*Goal*:
In the records below, change every "Bar" to "Panel" in the lines starting with the line with "Text: —: — [207,501,221,515]" and going on through the line with "Text: school students: school". Give those lines again, leaving everything else in them the same.

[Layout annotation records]
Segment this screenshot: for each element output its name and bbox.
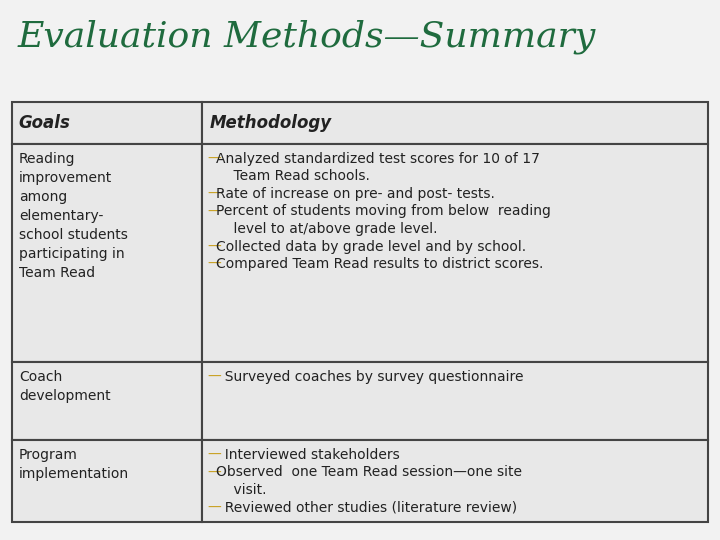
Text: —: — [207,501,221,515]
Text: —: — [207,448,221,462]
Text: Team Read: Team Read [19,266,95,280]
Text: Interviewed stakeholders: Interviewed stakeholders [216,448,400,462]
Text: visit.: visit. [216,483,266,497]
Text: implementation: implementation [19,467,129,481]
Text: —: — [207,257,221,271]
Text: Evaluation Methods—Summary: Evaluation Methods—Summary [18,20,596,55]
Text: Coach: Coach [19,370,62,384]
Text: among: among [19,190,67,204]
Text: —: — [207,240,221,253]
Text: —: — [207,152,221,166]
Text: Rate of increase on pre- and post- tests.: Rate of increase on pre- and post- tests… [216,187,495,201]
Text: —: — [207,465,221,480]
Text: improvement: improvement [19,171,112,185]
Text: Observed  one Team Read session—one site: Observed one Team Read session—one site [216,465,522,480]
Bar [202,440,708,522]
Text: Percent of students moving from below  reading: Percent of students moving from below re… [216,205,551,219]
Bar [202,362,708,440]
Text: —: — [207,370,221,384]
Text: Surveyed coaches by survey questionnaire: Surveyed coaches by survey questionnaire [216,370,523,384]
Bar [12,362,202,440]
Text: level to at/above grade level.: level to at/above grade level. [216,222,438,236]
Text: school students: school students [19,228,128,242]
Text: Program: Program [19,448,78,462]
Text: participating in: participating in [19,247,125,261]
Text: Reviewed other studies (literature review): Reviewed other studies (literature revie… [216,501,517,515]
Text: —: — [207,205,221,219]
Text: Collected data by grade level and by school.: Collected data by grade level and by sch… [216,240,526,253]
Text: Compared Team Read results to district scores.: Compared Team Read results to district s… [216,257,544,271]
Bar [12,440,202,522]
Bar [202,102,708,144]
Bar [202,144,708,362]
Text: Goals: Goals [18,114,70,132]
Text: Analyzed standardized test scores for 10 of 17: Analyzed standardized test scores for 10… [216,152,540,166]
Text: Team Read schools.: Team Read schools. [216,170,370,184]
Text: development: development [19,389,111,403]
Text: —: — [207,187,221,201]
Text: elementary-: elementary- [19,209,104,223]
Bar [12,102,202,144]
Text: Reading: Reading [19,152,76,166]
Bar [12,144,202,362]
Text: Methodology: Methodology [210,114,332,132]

--

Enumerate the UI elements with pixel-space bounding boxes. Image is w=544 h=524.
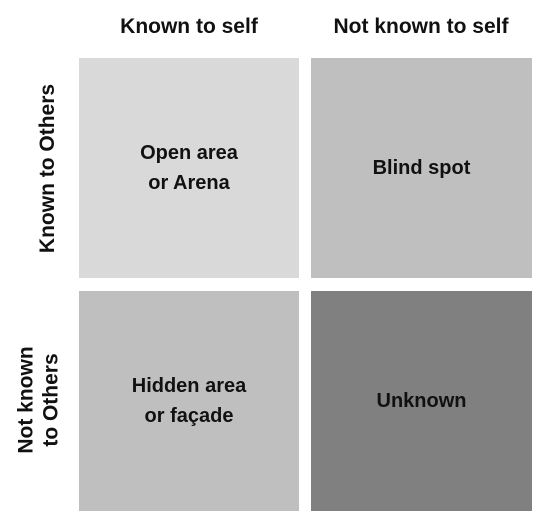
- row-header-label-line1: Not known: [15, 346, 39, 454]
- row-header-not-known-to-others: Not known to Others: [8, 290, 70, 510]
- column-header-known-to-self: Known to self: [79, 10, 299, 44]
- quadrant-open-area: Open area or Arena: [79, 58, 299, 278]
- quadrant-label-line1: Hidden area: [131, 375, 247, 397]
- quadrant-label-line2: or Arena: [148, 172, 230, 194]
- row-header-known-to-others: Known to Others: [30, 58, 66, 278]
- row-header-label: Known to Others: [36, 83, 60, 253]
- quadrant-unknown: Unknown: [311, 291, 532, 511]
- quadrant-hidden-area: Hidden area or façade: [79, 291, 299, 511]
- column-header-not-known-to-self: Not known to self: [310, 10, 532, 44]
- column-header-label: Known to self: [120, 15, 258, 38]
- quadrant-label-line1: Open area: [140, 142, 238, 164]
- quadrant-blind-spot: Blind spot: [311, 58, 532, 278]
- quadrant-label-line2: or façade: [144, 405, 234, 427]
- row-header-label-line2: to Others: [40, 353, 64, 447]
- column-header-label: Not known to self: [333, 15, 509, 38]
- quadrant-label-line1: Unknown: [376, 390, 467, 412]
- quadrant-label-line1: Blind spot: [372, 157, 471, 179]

---

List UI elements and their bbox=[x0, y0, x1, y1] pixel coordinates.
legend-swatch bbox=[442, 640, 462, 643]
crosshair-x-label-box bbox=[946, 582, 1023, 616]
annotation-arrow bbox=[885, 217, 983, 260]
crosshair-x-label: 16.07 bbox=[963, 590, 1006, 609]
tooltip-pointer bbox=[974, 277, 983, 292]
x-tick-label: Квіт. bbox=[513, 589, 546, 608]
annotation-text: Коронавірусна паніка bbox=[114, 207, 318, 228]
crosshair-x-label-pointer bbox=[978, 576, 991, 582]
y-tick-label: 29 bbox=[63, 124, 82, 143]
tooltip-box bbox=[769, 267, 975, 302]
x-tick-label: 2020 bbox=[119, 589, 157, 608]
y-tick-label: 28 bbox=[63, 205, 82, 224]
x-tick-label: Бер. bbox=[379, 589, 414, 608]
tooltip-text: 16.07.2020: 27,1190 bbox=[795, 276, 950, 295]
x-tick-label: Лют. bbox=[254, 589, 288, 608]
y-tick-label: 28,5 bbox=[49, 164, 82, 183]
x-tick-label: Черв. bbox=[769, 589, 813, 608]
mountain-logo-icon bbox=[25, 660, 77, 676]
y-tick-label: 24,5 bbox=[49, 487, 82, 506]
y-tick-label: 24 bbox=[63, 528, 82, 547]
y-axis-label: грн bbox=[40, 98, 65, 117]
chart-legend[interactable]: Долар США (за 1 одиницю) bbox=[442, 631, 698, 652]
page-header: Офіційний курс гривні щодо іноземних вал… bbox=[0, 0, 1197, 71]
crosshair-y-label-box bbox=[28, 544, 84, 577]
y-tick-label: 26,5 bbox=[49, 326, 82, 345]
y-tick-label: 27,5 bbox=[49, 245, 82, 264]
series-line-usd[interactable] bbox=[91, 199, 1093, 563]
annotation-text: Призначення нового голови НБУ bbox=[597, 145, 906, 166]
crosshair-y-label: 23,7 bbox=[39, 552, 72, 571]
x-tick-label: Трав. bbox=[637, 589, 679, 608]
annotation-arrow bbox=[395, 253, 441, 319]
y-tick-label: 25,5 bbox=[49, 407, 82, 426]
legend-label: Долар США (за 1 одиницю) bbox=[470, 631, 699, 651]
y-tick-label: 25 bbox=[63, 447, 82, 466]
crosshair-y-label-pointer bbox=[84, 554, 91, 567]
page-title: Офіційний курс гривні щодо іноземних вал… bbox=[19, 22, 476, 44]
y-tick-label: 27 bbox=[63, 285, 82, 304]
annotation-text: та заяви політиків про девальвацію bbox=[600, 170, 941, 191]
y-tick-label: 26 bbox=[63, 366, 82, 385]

*The solution*:
Text: —: — [207,501,221,515]
Text: —: — [207,448,221,462]
Text: Team Read: Team Read [19,266,95,280]
Text: Interviewed stakeholders: Interviewed stakeholders [216,448,400,462]
Text: visit.: visit. [216,483,266,497]
Text: implementation: implementation [19,467,129,481]
Text: —: — [207,257,221,271]
Text: Evaluation Methods—Summary: Evaluation Methods—Summary [18,20,596,55]
Text: Coach: Coach [19,370,62,384]
Text: among: among [19,190,67,204]
Text: —: — [207,240,221,253]
Text: —: — [207,152,221,166]
Text: Rate of increase on pre- and post- tests.: Rate of increase on pre- and post- tests… [216,187,495,201]
Text: —: — [207,465,221,480]
Text: improvement: improvement [19,171,112,185]
Text: Observed  one Team Read session—one site: Observed one Team Read session—one site [216,465,522,480]
Panel [202,440,708,522]
Text: Percent of students moving from below  reading: Percent of students moving from below re… [216,205,551,219]
Panel [202,362,708,440]
Text: —: — [207,370,221,384]
Text: Surveyed coaches by survey questionnaire: Surveyed coaches by survey questionnaire [216,370,523,384]
Panel [12,362,202,440]
Text: level to at/above grade level.: level to at/above grade level. [216,222,438,236]
Text: school students: school students [19,228,128,242]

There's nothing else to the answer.